Consider the data that follows and state how many lines contain the string "BLACK", using the number alone.

Records for the task |
# # #
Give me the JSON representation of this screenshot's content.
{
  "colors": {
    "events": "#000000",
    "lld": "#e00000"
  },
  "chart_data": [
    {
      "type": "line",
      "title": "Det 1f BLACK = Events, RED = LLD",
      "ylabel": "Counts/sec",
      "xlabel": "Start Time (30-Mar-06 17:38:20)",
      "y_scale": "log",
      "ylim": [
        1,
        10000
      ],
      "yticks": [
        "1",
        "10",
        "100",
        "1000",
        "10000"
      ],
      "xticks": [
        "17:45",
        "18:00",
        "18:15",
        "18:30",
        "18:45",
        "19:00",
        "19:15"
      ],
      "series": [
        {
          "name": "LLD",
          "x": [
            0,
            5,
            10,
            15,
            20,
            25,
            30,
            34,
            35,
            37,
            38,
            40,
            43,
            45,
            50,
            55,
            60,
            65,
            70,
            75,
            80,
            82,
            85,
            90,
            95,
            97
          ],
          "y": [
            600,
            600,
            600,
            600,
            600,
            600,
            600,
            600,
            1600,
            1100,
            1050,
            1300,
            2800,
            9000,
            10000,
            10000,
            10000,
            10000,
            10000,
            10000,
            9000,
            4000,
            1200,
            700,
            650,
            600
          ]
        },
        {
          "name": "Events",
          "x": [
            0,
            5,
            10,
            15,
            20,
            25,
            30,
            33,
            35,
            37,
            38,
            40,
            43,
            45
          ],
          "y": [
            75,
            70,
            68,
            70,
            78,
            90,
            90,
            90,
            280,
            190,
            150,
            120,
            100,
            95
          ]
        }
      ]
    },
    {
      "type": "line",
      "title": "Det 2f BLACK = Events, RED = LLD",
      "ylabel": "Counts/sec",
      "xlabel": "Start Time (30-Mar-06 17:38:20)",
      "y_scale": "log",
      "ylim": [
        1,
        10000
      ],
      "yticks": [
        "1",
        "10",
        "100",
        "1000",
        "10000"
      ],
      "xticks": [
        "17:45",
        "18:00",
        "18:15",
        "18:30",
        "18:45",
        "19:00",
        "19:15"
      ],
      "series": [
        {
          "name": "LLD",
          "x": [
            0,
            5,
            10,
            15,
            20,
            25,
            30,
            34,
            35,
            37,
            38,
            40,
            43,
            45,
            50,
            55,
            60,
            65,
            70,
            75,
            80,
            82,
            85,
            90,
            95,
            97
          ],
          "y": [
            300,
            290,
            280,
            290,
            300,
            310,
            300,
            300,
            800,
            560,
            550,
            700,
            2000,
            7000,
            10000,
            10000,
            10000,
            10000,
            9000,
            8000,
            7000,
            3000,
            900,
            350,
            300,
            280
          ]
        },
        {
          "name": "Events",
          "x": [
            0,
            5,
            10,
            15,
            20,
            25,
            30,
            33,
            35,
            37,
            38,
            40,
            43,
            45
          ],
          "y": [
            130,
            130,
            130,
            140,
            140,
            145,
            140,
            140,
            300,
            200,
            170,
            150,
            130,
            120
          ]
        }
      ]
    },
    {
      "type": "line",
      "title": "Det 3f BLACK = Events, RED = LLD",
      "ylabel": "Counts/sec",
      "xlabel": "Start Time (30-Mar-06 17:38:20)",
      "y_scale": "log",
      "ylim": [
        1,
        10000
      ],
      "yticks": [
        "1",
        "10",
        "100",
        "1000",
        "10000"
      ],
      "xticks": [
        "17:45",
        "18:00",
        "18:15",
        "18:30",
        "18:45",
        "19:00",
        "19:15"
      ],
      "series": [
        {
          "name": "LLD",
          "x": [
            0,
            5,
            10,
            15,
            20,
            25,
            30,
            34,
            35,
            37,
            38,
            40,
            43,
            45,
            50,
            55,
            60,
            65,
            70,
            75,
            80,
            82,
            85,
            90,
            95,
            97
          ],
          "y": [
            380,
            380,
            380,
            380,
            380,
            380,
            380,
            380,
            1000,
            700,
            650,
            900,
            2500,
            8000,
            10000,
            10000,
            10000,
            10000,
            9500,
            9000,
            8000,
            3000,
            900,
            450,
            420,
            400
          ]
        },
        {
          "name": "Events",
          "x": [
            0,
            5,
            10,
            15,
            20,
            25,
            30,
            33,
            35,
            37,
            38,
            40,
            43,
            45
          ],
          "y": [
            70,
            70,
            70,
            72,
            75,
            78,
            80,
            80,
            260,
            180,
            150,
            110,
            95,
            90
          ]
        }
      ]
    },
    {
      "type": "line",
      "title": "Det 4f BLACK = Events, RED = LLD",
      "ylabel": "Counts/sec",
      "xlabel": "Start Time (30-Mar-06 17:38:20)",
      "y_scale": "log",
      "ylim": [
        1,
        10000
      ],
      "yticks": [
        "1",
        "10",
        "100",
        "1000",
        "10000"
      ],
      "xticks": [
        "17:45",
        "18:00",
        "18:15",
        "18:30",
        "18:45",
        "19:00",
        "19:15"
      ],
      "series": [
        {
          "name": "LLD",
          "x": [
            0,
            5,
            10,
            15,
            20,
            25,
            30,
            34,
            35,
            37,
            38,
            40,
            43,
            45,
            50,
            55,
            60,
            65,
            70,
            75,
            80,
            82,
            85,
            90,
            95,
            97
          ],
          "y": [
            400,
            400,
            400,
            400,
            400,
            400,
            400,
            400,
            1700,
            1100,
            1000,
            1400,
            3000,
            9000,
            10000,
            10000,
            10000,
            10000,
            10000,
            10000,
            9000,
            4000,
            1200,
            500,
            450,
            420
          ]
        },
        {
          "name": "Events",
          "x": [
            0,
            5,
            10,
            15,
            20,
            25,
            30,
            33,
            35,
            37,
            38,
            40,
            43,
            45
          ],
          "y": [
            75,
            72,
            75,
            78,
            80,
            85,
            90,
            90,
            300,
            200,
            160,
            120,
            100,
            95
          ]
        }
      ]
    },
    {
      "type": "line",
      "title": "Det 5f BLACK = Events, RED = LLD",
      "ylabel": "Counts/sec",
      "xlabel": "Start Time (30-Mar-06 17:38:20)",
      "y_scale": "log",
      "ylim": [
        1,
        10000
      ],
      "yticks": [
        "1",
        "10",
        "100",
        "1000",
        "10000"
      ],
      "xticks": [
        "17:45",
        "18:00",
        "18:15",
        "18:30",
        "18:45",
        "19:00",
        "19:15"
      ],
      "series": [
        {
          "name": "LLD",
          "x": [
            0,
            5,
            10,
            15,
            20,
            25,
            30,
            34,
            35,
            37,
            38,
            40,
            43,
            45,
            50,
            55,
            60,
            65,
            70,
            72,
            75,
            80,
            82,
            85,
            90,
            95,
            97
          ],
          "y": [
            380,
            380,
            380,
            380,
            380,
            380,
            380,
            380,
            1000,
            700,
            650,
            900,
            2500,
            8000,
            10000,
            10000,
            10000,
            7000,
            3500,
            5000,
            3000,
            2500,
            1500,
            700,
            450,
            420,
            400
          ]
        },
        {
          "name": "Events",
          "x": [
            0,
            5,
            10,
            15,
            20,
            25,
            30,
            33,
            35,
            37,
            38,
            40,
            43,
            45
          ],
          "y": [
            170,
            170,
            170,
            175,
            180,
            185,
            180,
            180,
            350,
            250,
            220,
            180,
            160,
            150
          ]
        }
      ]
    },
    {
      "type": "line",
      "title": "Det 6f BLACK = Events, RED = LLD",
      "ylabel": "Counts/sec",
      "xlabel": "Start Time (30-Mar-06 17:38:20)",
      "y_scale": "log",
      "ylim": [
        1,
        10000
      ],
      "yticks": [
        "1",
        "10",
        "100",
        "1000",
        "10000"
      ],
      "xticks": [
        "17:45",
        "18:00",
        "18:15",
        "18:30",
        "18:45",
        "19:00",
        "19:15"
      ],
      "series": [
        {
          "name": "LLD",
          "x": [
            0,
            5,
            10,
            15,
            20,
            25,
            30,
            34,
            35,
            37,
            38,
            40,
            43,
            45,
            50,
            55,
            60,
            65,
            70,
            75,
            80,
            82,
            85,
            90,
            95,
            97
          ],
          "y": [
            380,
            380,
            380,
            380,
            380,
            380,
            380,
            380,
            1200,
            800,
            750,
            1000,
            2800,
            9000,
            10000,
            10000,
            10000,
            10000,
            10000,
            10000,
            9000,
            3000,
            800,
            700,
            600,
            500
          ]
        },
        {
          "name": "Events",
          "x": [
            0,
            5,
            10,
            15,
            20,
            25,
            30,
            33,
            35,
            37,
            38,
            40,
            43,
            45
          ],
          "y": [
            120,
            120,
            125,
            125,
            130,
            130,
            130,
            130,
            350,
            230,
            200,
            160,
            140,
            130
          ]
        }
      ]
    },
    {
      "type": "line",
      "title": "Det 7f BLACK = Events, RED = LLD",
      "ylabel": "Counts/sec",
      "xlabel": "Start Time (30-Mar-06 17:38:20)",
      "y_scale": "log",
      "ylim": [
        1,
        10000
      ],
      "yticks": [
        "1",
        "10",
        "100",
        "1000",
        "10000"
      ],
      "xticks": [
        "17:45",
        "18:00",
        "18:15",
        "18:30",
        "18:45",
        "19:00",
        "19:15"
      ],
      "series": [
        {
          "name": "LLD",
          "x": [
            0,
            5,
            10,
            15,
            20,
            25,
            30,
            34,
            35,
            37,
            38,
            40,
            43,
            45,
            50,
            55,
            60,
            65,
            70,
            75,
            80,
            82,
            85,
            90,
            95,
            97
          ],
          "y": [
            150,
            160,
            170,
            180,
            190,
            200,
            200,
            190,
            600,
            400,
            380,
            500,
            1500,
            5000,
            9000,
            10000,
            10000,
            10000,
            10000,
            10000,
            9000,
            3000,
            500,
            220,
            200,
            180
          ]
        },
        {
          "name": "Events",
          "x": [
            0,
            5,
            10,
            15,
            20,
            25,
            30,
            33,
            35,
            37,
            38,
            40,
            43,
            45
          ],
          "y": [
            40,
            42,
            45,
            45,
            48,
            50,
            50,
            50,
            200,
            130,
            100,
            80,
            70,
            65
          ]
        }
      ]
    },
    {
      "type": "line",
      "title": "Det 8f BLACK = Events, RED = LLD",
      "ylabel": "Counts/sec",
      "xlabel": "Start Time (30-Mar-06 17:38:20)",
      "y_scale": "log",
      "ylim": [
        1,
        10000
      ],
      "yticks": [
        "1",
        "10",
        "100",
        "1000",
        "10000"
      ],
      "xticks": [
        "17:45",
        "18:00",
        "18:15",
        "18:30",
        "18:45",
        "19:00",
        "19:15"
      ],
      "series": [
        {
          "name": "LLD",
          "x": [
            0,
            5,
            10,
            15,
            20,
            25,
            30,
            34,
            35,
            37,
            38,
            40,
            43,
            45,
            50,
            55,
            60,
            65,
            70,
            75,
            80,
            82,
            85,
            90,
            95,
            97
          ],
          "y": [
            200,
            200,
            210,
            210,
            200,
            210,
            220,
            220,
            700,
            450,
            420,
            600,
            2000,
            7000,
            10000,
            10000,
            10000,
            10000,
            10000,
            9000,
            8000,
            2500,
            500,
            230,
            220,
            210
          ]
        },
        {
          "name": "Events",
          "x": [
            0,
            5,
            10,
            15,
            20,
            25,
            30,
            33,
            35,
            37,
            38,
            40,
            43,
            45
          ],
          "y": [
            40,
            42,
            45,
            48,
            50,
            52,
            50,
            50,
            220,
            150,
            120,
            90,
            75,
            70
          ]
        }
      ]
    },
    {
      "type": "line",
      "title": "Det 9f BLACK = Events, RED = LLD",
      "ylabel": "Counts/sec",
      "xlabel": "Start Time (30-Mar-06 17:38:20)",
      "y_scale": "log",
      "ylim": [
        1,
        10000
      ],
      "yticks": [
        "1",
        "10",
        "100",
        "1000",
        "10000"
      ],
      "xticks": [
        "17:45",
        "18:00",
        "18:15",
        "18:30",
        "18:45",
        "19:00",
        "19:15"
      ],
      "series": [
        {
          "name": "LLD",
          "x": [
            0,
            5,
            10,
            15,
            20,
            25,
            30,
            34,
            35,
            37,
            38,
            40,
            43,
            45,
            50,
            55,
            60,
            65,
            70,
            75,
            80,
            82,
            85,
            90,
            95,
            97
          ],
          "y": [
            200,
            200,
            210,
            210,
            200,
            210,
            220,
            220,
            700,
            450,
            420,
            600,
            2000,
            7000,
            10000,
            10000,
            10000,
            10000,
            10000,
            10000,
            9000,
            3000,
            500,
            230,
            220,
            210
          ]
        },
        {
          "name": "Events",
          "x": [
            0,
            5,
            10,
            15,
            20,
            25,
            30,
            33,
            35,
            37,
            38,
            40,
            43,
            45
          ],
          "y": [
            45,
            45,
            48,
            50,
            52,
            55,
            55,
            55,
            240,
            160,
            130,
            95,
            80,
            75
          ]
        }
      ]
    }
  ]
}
# # #
Finished task |
9